WHAT IS BEING ASKED:
Copy out all lines of the records in which the word "сделать" appears.

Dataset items

-*-*-

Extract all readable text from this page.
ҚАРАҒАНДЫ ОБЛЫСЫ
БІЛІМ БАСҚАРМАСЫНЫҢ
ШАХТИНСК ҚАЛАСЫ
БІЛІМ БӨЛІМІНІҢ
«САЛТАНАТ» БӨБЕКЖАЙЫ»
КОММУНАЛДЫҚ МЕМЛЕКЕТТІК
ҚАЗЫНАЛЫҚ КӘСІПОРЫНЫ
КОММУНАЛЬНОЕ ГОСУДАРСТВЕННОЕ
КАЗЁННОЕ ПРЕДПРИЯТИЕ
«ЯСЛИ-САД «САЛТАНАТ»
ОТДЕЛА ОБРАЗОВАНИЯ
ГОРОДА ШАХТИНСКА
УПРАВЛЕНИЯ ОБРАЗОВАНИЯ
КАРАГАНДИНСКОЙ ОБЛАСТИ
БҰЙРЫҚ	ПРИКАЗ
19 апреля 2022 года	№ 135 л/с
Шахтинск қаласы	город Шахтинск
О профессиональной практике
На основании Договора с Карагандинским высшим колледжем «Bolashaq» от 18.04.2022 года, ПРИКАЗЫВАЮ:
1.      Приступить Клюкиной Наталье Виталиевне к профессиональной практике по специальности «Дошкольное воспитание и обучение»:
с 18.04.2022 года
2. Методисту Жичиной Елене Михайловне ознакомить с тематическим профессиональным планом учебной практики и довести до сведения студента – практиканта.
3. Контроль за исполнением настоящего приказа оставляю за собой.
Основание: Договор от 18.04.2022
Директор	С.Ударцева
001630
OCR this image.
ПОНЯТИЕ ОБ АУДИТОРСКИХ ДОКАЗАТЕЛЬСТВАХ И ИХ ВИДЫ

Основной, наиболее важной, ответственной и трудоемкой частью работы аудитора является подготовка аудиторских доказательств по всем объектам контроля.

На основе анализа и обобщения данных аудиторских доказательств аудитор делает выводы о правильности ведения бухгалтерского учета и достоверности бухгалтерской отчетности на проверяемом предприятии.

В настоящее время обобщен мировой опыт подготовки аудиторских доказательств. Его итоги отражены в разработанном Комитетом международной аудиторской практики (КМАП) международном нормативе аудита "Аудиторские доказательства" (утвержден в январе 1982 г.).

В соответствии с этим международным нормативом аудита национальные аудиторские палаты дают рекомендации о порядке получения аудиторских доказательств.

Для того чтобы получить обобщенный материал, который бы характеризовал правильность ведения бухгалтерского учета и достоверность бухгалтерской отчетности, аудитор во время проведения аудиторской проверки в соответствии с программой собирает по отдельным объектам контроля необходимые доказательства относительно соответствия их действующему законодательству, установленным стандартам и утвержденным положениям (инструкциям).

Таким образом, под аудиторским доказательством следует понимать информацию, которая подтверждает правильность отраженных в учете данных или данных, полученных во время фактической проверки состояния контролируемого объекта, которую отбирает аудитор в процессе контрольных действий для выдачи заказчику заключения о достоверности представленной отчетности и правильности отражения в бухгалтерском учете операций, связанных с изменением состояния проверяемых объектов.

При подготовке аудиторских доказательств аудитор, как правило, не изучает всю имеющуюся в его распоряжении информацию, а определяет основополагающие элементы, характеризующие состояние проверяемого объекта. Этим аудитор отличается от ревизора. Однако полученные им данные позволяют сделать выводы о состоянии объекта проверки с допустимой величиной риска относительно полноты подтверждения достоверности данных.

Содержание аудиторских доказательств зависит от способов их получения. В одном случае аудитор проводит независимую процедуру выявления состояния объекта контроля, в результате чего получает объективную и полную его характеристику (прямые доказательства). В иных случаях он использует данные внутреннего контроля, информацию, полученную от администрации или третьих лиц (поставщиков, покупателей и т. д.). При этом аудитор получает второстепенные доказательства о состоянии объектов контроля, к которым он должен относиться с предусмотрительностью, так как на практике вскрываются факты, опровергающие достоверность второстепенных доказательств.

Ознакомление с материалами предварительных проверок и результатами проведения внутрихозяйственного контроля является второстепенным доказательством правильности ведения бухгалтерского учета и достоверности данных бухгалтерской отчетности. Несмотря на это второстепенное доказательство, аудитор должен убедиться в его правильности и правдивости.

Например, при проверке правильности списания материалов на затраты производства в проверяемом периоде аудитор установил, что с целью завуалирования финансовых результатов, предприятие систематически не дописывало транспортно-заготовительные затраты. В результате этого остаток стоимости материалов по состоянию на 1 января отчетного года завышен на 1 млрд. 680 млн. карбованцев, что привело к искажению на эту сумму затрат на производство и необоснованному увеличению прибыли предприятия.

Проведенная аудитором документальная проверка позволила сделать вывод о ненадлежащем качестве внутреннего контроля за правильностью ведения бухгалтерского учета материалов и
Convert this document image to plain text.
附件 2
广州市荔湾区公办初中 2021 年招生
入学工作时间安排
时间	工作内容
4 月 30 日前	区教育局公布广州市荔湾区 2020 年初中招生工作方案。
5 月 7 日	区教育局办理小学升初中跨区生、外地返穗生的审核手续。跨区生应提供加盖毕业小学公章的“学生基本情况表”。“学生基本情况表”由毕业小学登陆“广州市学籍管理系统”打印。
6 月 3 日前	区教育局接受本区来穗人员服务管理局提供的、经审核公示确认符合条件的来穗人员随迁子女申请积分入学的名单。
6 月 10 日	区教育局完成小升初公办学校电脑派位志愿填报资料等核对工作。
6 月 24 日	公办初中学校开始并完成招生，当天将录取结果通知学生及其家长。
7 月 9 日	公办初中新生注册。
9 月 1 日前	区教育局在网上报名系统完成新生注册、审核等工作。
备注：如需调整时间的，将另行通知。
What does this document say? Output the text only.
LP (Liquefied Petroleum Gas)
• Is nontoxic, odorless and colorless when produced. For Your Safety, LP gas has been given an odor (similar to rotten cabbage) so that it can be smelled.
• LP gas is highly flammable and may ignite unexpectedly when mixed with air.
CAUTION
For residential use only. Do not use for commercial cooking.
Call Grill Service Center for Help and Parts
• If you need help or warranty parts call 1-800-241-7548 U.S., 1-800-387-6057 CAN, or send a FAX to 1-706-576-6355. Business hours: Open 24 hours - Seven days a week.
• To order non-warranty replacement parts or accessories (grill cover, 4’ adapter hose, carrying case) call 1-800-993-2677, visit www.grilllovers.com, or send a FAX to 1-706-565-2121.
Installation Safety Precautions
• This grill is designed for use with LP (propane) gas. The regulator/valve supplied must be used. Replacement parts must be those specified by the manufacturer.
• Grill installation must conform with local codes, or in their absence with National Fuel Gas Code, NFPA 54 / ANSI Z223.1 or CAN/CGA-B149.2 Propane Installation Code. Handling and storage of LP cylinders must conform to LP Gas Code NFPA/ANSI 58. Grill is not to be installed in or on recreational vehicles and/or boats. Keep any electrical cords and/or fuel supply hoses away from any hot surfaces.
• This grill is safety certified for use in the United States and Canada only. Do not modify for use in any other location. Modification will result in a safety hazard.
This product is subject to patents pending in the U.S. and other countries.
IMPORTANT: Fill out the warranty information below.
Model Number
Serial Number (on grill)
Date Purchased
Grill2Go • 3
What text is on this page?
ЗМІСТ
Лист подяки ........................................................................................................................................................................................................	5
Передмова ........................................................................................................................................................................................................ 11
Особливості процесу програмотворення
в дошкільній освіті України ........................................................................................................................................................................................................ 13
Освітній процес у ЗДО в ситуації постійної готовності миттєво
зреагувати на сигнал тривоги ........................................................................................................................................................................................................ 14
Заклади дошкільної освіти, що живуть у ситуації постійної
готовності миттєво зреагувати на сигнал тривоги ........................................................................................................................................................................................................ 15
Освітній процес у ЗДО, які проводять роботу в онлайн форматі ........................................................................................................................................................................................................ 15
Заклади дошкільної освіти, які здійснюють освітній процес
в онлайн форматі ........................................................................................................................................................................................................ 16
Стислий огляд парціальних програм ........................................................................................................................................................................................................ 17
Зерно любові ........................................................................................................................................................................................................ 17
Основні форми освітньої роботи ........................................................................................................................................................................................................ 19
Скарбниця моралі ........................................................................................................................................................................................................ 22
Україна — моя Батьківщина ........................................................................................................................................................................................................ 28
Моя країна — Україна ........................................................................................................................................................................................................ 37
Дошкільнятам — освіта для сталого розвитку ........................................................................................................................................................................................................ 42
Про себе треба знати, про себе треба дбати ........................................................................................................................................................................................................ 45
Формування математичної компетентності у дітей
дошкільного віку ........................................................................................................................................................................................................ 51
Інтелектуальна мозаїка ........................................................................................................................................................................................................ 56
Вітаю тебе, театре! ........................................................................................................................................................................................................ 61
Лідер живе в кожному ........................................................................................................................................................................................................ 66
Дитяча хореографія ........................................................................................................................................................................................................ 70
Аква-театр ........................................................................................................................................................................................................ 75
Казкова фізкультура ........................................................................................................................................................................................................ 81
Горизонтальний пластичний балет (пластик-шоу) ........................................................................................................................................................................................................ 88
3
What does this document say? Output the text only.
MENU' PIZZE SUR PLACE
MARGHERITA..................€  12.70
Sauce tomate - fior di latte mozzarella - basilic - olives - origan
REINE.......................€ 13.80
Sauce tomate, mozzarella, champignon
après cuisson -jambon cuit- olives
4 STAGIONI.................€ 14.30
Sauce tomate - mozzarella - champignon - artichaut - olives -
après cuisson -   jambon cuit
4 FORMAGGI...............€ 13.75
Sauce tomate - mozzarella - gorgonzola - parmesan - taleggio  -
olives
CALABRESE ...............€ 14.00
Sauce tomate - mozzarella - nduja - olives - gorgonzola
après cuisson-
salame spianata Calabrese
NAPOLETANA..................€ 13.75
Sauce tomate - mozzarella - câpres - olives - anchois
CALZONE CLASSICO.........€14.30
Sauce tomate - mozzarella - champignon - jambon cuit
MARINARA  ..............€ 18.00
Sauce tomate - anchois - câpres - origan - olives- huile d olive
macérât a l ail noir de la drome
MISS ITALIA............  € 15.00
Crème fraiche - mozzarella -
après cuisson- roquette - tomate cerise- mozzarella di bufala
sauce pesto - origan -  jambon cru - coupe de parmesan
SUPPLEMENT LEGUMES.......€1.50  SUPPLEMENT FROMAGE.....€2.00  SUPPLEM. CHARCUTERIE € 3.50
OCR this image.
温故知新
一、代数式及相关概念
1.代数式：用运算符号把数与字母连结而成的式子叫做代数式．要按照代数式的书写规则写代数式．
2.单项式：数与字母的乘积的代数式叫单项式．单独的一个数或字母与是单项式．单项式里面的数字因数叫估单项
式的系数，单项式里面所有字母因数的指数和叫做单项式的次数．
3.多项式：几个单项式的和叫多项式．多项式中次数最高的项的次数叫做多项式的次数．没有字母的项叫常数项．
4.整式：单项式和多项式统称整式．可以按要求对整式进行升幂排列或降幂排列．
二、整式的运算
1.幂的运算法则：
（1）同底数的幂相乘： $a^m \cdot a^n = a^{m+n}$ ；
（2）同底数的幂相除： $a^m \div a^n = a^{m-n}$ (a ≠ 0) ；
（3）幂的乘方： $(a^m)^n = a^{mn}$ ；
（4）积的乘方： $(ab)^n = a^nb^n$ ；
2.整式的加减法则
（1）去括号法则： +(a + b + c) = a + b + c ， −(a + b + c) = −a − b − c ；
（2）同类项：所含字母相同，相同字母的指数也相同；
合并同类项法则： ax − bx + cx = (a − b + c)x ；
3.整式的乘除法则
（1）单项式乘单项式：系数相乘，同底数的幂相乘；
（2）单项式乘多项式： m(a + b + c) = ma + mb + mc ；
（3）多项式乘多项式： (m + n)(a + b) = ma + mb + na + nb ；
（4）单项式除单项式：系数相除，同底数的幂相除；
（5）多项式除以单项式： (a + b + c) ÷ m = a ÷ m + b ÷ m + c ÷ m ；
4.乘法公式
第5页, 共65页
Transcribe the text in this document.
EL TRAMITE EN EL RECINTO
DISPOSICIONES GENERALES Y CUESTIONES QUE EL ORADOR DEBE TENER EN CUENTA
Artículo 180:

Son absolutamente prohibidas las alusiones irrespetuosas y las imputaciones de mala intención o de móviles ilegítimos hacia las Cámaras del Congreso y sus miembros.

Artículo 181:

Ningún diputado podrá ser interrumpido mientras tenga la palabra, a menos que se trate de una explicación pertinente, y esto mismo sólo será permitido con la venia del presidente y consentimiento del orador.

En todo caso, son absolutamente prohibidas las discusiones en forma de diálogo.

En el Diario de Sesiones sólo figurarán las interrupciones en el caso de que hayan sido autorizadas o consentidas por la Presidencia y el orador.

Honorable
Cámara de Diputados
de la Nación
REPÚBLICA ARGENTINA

-*-*-

RIGHT ANSWER:
При подготовке аудиторских доказательств аудитор, как правило, не изучает всю имеющуюся в его распоряжении информацию, а определяет основополагающие элементы, характеризующие состояние проверяемого объекта. Этим аудитор отличается от ревизора. Однако полученные им данные позволяют сделать выводы о состоянии объекта проверки с допустимой величиной риска относительно полноты подтверждения достоверности данных.
Проведенная аудитором документальная проверка позволила сделать вывод о ненадлежащем качестве внутреннего контроля за правильностью ведения бухгалтерского учета материалов и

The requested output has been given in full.